## Work to complete:
Your job is to restate each entry word for word.

[Dataset entries]
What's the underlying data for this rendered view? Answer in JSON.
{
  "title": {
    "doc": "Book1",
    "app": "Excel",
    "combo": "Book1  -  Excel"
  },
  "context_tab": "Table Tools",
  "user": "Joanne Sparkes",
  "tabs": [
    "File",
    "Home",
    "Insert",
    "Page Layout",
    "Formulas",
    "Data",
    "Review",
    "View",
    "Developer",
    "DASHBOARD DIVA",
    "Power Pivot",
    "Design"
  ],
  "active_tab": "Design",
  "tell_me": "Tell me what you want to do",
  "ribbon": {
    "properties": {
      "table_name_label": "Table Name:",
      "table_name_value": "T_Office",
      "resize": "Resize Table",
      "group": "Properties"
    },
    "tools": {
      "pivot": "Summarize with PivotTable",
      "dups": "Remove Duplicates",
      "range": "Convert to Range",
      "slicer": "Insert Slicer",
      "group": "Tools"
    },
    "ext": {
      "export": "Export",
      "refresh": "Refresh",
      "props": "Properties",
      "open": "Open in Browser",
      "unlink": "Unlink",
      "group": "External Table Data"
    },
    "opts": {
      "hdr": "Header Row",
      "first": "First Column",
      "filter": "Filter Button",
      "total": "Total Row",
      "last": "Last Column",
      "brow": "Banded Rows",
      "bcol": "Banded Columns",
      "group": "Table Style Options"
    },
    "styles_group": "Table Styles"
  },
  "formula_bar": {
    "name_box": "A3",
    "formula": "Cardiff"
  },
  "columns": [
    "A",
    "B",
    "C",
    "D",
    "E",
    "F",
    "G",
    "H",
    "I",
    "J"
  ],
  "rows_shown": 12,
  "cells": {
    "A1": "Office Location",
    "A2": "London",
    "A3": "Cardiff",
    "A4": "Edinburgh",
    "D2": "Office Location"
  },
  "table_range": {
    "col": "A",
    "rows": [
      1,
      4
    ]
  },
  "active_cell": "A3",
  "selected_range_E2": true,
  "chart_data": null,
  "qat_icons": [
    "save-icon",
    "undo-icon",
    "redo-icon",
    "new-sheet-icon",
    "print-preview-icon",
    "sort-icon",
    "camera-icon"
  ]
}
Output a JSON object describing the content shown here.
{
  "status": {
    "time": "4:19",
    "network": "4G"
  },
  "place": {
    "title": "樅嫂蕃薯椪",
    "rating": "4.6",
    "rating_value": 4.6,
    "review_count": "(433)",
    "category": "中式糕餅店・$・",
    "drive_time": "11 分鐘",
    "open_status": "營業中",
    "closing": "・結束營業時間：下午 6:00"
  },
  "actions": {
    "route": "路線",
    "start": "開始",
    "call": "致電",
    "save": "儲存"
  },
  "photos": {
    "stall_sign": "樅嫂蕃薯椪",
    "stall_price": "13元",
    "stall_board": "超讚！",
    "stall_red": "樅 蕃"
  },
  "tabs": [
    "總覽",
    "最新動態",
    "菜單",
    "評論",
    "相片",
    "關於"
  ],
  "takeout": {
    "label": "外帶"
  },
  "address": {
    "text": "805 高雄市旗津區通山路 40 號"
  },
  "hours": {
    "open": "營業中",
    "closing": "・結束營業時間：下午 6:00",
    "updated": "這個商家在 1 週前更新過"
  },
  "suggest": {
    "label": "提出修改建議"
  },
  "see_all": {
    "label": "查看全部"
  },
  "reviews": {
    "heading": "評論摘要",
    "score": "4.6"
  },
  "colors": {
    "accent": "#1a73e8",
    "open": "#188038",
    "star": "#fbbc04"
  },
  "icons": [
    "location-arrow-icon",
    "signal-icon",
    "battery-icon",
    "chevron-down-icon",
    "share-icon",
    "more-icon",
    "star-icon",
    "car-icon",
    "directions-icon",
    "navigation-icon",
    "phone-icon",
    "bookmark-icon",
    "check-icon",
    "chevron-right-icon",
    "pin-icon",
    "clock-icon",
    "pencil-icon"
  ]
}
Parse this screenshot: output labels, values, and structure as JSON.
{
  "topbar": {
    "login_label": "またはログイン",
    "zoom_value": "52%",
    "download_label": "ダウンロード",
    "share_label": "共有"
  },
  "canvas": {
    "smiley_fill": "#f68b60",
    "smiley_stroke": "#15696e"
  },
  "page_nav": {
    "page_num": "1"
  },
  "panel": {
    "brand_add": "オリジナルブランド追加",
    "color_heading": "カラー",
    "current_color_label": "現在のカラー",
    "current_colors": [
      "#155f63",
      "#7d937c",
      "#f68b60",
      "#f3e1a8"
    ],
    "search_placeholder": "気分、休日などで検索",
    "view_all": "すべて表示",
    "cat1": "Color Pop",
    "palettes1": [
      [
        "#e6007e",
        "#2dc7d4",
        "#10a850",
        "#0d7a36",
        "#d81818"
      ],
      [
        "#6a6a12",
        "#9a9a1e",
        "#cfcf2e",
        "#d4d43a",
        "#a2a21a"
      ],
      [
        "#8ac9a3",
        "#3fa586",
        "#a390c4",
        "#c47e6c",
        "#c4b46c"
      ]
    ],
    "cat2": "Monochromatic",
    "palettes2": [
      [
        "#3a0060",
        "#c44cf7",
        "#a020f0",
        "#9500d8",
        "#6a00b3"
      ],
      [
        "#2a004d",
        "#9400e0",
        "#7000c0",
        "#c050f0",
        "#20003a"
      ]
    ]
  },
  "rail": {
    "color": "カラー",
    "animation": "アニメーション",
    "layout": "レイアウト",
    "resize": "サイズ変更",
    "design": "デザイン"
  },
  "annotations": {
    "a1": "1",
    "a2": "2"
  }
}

## Exercise response:
What's the underlying data for this rendered view? Answer in JSON.
{
  "title": {
    "doc": "Book1",
    "app": "Excel",
    "combo": "Book1  -  Excel"
  },
  "context_tab": "Table Tools",
  "user": "Joanne Sparkes",
  "tabs": [
    "File",
    "Home",
    "Insert",
    "Page Layout",
    "Formulas",
    "Data",
    "Review",
    "View",
    "Developer",
    "DASHBOARD DIVA",
    "Power Pivot",
    "Design"
  ],
  "active_tab": "Design",
  "tell_me": "Tell me what you want to do",
  "ribbon": {
    "properties": {
      "table_name_label": "Table Name:",
      "table_name_value": "T_Office",
      "resize": "Resize Table",
      "group": "Properties"
    },
    "tools": {
      "pivot": "Summarize with PivotTable",
      "dups": "Remove Duplicates",
      "range": "Convert to Range",
      "slicer": "Insert Slicer",
      "group": "Tools"
    },
    "ext": {
      "export": "Export",
      "refresh": "Refresh",
      "props": "Properties",
      "open": "Open in Browser",
      "unlink": "Unlink",
      "group": "External Table Data"
    },
    "opts": {
      "hdr": "Header Row",
      "first": "First Column",
      "filter": "Filter Button",
      "total": "Total Row",
      "last": "Last Column",
      "brow": "Banded Rows",
      "bcol": "Banded Columns",
      "group": "Table Style Options"
    },
    "styles_group": "Table Styles"
  },
  "formula_bar": {
    "name_box": "A3",
    "formula": "Cardiff"
  },
  "columns": [
    "A",
    "B",
    "C",
    "D",
    "E",
    "F",
    "G",
    "H",
    "I",
    "J"
  ],
  "rows_shown": 12,
  "cells": {
    "A1": "Office Location",
    "A2": "London",
    "A3": "Cardiff",
    "A4": "Edinburgh",
    "D2": "Office Location"
  },
  "table_range": {
    "col": "A",
    "rows": [
      1,
      4
    ]
  },
  "active_cell": "A3",
  "selected_range_E2": true,
  "chart_data": null,
  "qat_icons": [
    "save-icon",
    "undo-icon",
    "redo-icon",
    "new-sheet-icon",
    "print-preview-icon",
    "sort-icon",
    "camera-icon"
  ]
}
Output a JSON object describing the content shown here.
{
  "status": {
    "time": "4:19",
    "network": "4G"
  },
  "place": {
    "title": "樅嫂蕃薯椪",
    "rating": "4.6",
    "rating_value": 4.6,
    "review_count": "(433)",
    "category": "中式糕餅店・$・",
    "drive_time": "11 分鐘",
    "open_status": "營業中",
    "closing": "・結束營業時間：下午 6:00"
  },
  "actions": {
    "route": "路線",
    "start": "開始",
    "call": "致電",
    "save": "儲存"
  },
  "photos": {
    "stall_sign": "樅嫂蕃薯椪",
    "stall_price": "13元",
    "stall_board": "超讚！",
    "stall_red": "樅 蕃"
  },
  "tabs": [
    "總覽",
    "最新動態",
    "菜單",
    "評論",
    "相片",
    "關於"
  ],
  "takeout": {
    "label": "外帶"
  },
  "address": {
    "text": "805 高雄市旗津區通山路 40 號"
  },
  "hours": {
    "open": "營業中",
    "closing": "・結束營業時間：下午 6:00",
    "updated": "這個商家在 1 週前更新過"
  },
  "suggest": {
    "label": "提出修改建議"
  },
  "see_all": {
    "label": "查看全部"
  },
  "reviews": {
    "heading": "評論摘要",
    "score": "4.6"
  },
  "colors": {
    "accent": "#1a73e8",
    "open": "#188038",
    "star": "#fbbc04"
  },
  "icons": [
    "location-arrow-icon",
    "signal-icon",
    "battery-icon",
    "chevron-down-icon",
    "share-icon",
    "more-icon",
    "star-icon",
    "car-icon",
    "directions-icon",
    "navigation-icon",
    "phone-icon",
    "bookmark-icon",
    "check-icon",
    "chevron-right-icon",
    "pin-icon",
    "clock-icon",
    "pencil-icon"
  ]
}
Parse this screenshot: output labels, values, and structure as JSON.
{
  "topbar": {
    "login_label": "またはログイン",
    "zoom_value": "52%",
    "download_label": "ダウンロード",
    "share_label": "共有"
  },
  "canvas": {
    "smiley_fill": "#f68b60",
    "smiley_stroke": "#15696e"
  },
  "page_nav": {
    "page_num": "1"
  },
  "panel": {
    "brand_add": "オリジナルブランド追加",
    "color_heading": "カラー",
    "current_color_label": "現在のカラー",
    "current_colors": [
      "#155f63",
      "#7d937c",
      "#f68b60",
      "#f3e1a8"
    ],
    "search_placeholder": "気分、休日などで検索",
    "view_all": "すべて表示",
    "cat1": "Color Pop",
    "palettes1": [
      [
        "#e6007e",
        "#2dc7d4",
        "#10a850",
        "#0d7a36",
        "#d81818"
      ],
      [
        "#6a6a12",
        "#9a9a1e",
        "#cfcf2e",
        "#d4d43a",
        "#a2a21a"
      ],
      [
        "#8ac9a3",
        "#3fa586",
        "#a390c4",
        "#c47e6c",
        "#c4b46c"
      ]
    ],
    "cat2": "Monochromatic",
    "palettes2": [
      [
        "#3a0060",
        "#c44cf7",
        "#a020f0",
        "#9500d8",
        "#6a00b3"
      ],
      [
        "#2a004d",
        "#9400e0",
        "#7000c0",
        "#c050f0",
        "#20003a"
      ]
    ]
  },
  "rail": {
    "color": "カラー",
    "animation": "アニメーション",
    "layout": "レイアウト",
    "resize": "サイズ変更",
    "design": "デザイン"
  },
  "annotations": {
    "a1": "1",
    "a2": "2"
  }
}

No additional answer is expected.